WHAT THE TASK ASKS:
Filter the records below down to lines containing "Connected".

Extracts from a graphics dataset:
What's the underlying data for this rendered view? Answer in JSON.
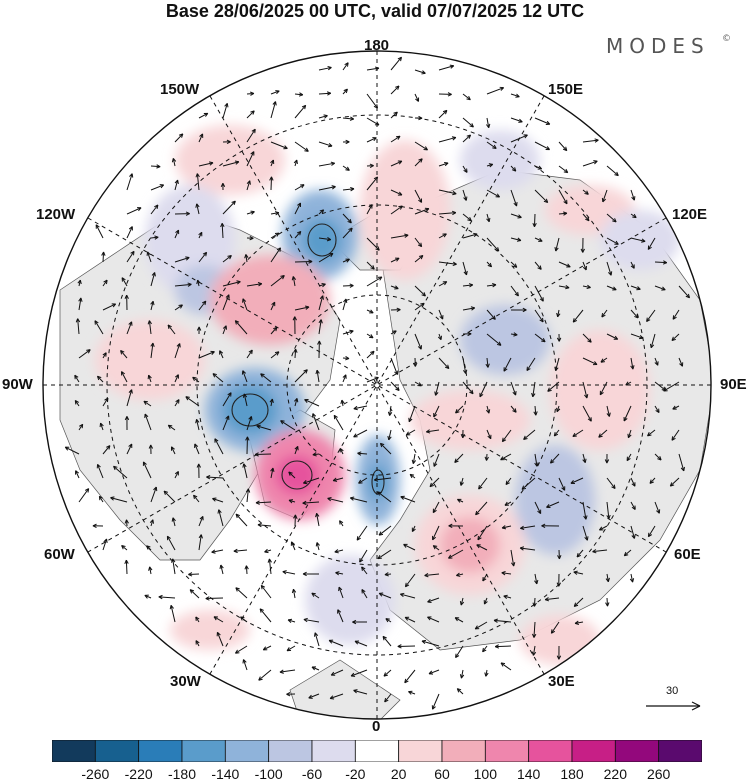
{
  "title": "Base 28/06/2025 00 UTC, valid 07/07/2025 12 UTC",
  "brand": {
    "name": "MODES",
    "mark": "©"
  },
  "longitude_labels": [
    {
      "text": "180",
      "pos": "top"
    },
    {
      "text": "150W",
      "pos": "top-left"
    },
    {
      "text": "150E",
      "pos": "top-right"
    },
    {
      "text": "120W",
      "pos": "upper-left"
    },
    {
      "text": "120E",
      "pos": "upper-right"
    },
    {
      "text": "90W",
      "pos": "left"
    },
    {
      "text": "90E",
      "pos": "right"
    },
    {
      "text": "60W",
      "pos": "lower-left"
    },
    {
      "text": "60E",
      "pos": "lower-right"
    },
    {
      "text": "30W",
      "pos": "bottom-left"
    },
    {
      "text": "30E",
      "pos": "bottom-right"
    },
    {
      "text": "0",
      "pos": "bottom"
    }
  ],
  "vector_reference": {
    "value": "30"
  },
  "colorbar": {
    "ticks": [
      "-260",
      "-220",
      "-180",
      "-140",
      "-100",
      "-60",
      "-20",
      "20",
      "60",
      "100",
      "140",
      "180",
      "220",
      "260"
    ],
    "colors": [
      "#123a5c",
      "#17608f",
      "#2a7db8",
      "#5a9ccb",
      "#8fb3da",
      "#bcc6e2",
      "#dddcee",
      "#ffffff",
      "#f8d6d8",
      "#f2aeba",
      "#ef86ad",
      "#e6539d",
      "#c71f86",
      "#93087c",
      "#5a0a6e"
    ]
  },
  "anomaly_colors": {
    "land": "#e9e9e9",
    "ocean": "#ffffff"
  }
}
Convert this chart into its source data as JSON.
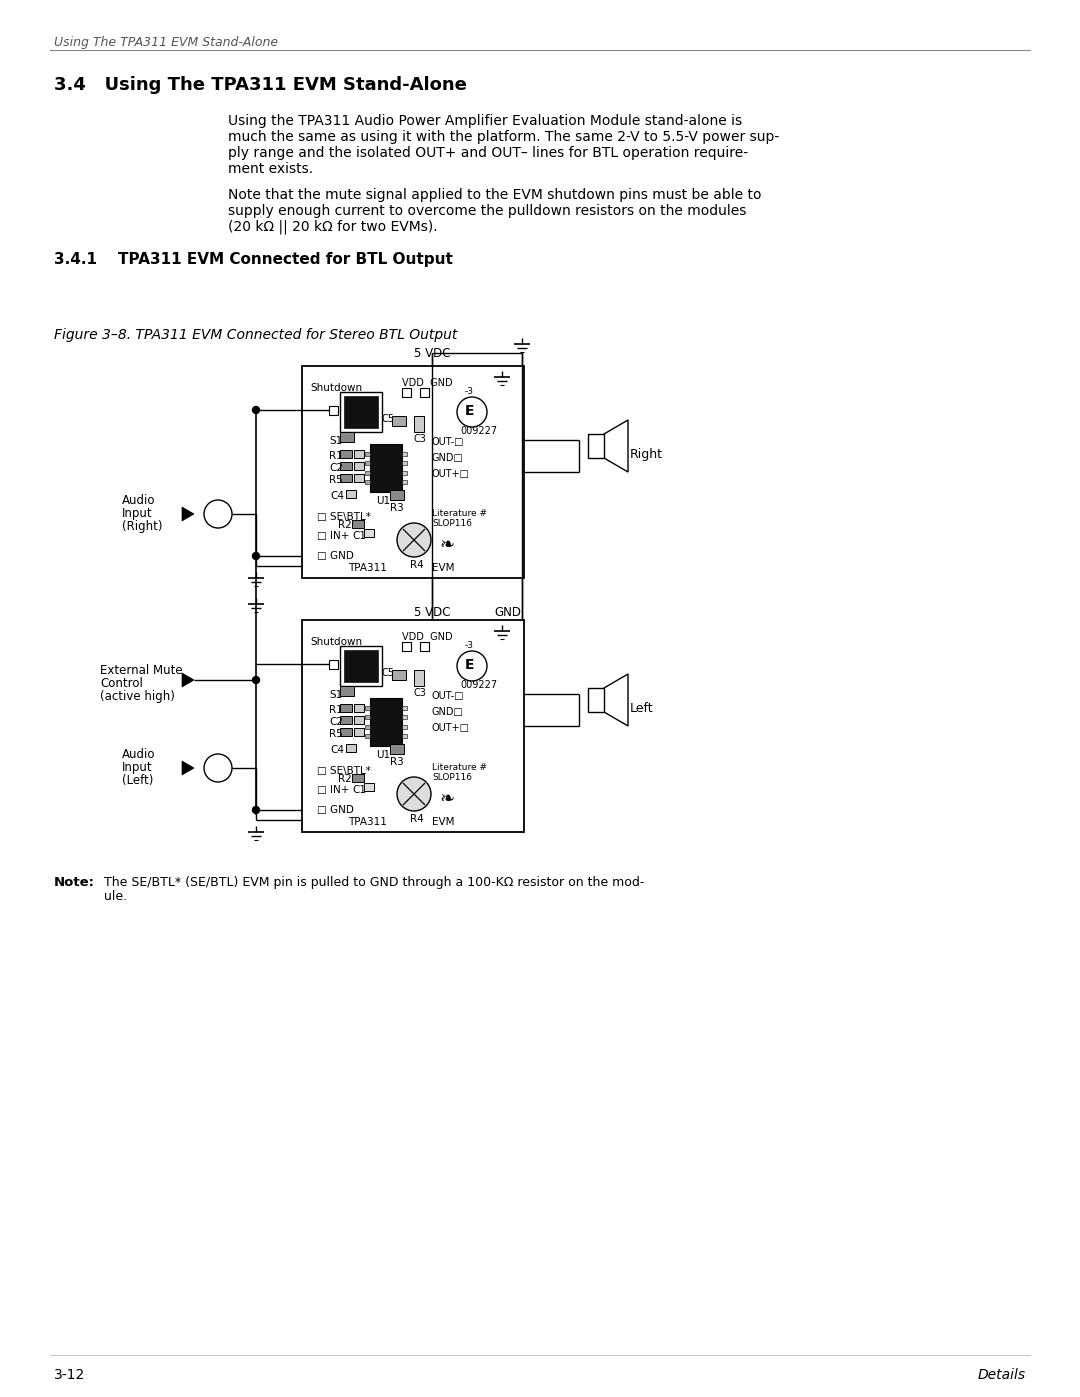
{
  "page_header": "Using The TPA311 EVM Stand-Alone",
  "section_number": "3.4",
  "section_title": "Using The TPA311 EVM Stand-Alone",
  "para1_lines": [
    "Using the TPA311 Audio Power Amplifier Evaluation Module stand-alone is",
    "much the same as using it with the platform. The same 2-V to 5.5-V power sup-",
    "ply range and the isolated OUT+ and OUT– lines for BTL operation require-",
    "ment exists."
  ],
  "para2_lines": [
    "Note that the mute signal applied to the EVM shutdown pins must be able to",
    "supply enough current to overcome the pulldown resistors on the modules",
    "(20 kΩ || 20 kΩ for two EVMs)."
  ],
  "subsection_number": "3.4.1",
  "subsection_title": "TPA311 EVM Connected for BTL Output",
  "figure_caption": "Figure 3–8. TPA311 EVM Connected for Stereo BTL Output",
  "note_bold": "Note:",
  "note_line1": "The SE/BTL* (SE/BTL) EVM pin is pulled to GND through a 100-KΩ resistor on the mod-",
  "note_line2": "ule.",
  "page_number": "3-12",
  "page_footer": "Details",
  "bg_color": "#ffffff",
  "text_color": "#000000"
}
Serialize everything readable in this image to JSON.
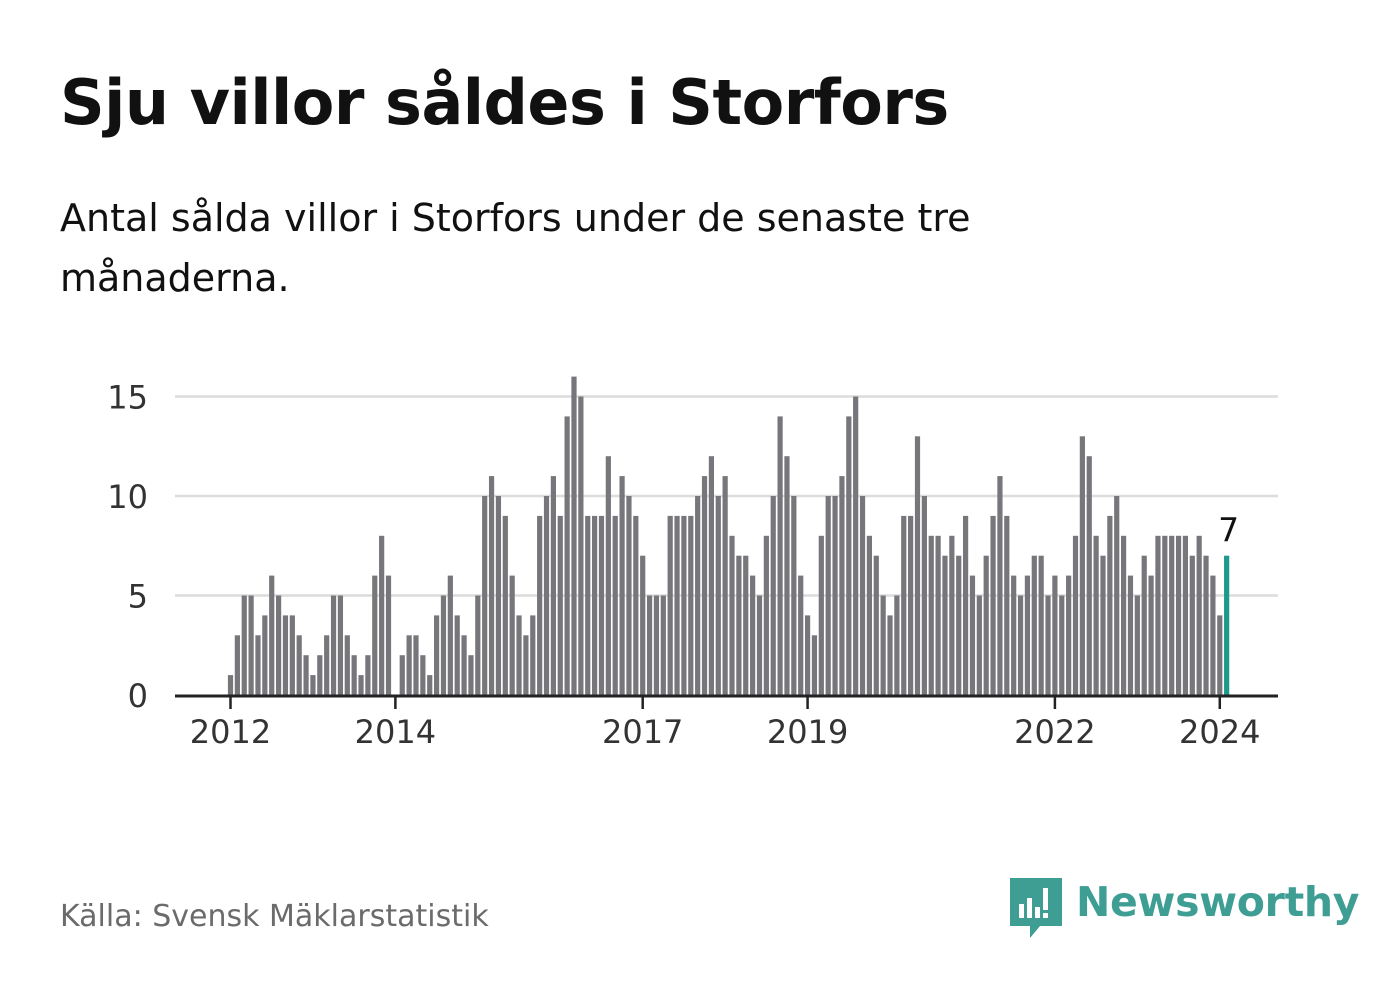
{
  "title": "Sju villor såldes i Storfors",
  "subtitle": "Antal sålda villor i Storfors under de senaste tre månaderna.",
  "source": "Källa: Svensk Mäklarstatistik",
  "brand": {
    "name": "Newsworthy",
    "icon": "newsworthy-logo-icon",
    "color": "#3e9e93"
  },
  "colors": {
    "bar": "#77767b",
    "highlight": "#1d9a8c",
    "grid": "#dcdcdc",
    "axis": "#222222"
  },
  "chart_data": {
    "type": "bar",
    "title": "Sju villor såldes i Storfors",
    "xlabel": "",
    "ylabel": "",
    "ylim": [
      0,
      16
    ],
    "yticks": [
      0,
      5,
      10,
      15
    ],
    "xticks": [
      {
        "label": "2012",
        "index": 0
      },
      {
        "label": "2014",
        "index": 24
      },
      {
        "label": "2017",
        "index": 60
      },
      {
        "label": "2019",
        "index": 84
      },
      {
        "label": "2022",
        "index": 120
      },
      {
        "label": "2024",
        "index": 144
      }
    ],
    "first_period": "2012-01",
    "values": [
      1,
      3,
      5,
      5,
      3,
      4,
      6,
      5,
      4,
      4,
      3,
      2,
      1,
      2,
      3,
      5,
      5,
      3,
      2,
      1,
      2,
      6,
      8,
      6,
      0,
      2,
      3,
      3,
      2,
      1,
      4,
      5,
      6,
      4,
      3,
      2,
      5,
      10,
      11,
      10,
      9,
      6,
      4,
      3,
      4,
      9,
      10,
      11,
      9,
      14,
      16,
      15,
      9,
      9,
      9,
      12,
      9,
      11,
      10,
      9,
      7,
      5,
      5,
      5,
      9,
      9,
      9,
      9,
      10,
      11,
      12,
      10,
      11,
      8,
      7,
      7,
      6,
      5,
      8,
      10,
      14,
      12,
      10,
      6,
      4,
      3,
      8,
      10,
      10,
      11,
      14,
      15,
      10,
      8,
      7,
      5,
      4,
      5,
      9,
      9,
      13,
      10,
      8,
      8,
      7,
      8,
      7,
      9,
      6,
      5,
      7,
      9,
      11,
      9,
      6,
      5,
      6,
      7,
      7,
      5,
      6,
      5,
      6,
      8,
      13,
      12,
      8,
      7,
      9,
      10,
      8,
      6,
      5,
      7,
      6,
      8,
      8,
      8,
      8,
      8,
      7,
      8,
      7,
      6,
      4,
      7
    ],
    "highlight_index": 145,
    "highlight_label": "7"
  }
}
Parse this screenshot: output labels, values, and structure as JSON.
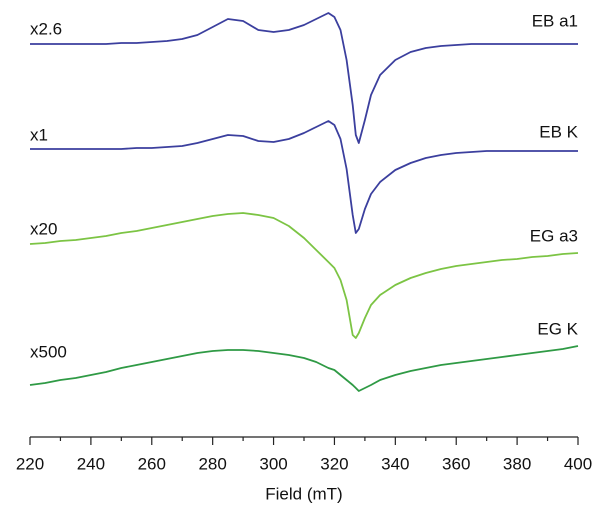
{
  "chart_data": {
    "type": "line",
    "x_label": "Field (mT)",
    "x": [
      220,
      225,
      230,
      235,
      240,
      245,
      250,
      255,
      260,
      265,
      270,
      275,
      280,
      285,
      290,
      295,
      300,
      305,
      310,
      314,
      318,
      320,
      322,
      324,
      326,
      327,
      328,
      330,
      332,
      335,
      340,
      345,
      350,
      355,
      360,
      365,
      370,
      375,
      380,
      385,
      390,
      395,
      400
    ],
    "xlim": [
      220,
      400
    ],
    "xticks": [
      220,
      240,
      260,
      280,
      300,
      320,
      340,
      360,
      380,
      400
    ],
    "xminorticks": [
      230,
      250,
      270,
      290,
      310,
      330,
      350,
      370,
      390
    ],
    "ylim": [
      0,
      437
    ],
    "series": [
      {
        "name": "EB a1",
        "label": "x2.6",
        "color": "#3b3f9e",
        "values": [
          393,
          393,
          393,
          393,
          393,
          393,
          394,
          394,
          395,
          396,
          398,
          402,
          410,
          418,
          416,
          407,
          405,
          407,
          412,
          418,
          424,
          420,
          407,
          377,
          332,
          302,
          294,
          317,
          342,
          362,
          377,
          385,
          389,
          391,
          392,
          393,
          393,
          393,
          393,
          393,
          393,
          393,
          393
        ]
      },
      {
        "name": "EB K",
        "label": "x1",
        "color": "#3b3f9e",
        "values": [
          288,
          288,
          288,
          288,
          288,
          288,
          288,
          289,
          289,
          290,
          291,
          294,
          298,
          302,
          301,
          296,
          295,
          298,
          304,
          310,
          316,
          312,
          298,
          268,
          222,
          204,
          208,
          228,
          243,
          255,
          267,
          274,
          279,
          282,
          284,
          285,
          286,
          286,
          286,
          286,
          286,
          286,
          286
        ]
      },
      {
        "name": "EG a3",
        "label": "x20",
        "color": "#7cc444",
        "values": [
          193,
          194,
          196,
          197,
          199,
          201,
          204,
          206,
          209,
          212,
          215,
          218,
          221,
          223,
          224,
          222,
          219,
          211,
          199,
          187,
          175,
          169,
          157,
          137,
          102,
          99,
          104,
          119,
          132,
          142,
          152,
          159,
          164,
          168,
          171,
          173,
          175,
          177,
          178,
          180,
          181,
          183,
          184
        ]
      },
      {
        "name": "EG K",
        "label": "x500",
        "color": "#2f9a45",
        "values": [
          52,
          54,
          57,
          59,
          62,
          65,
          69,
          72,
          75,
          78,
          81,
          84,
          86,
          87,
          87,
          86,
          84,
          82,
          79,
          75,
          69,
          67,
          62,
          57,
          52,
          49,
          46,
          49,
          52,
          57,
          62,
          66,
          69,
          72,
          74,
          76,
          78,
          80,
          82,
          84,
          86,
          88,
          91
        ]
      }
    ]
  }
}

FINISHED ANSWER:
  "subsection_title": "TPA311 EVM Connected for BTL Output",
  "figure_caption": "Figure 3–8. TPA311 EVM Connected for Stereo BTL Output",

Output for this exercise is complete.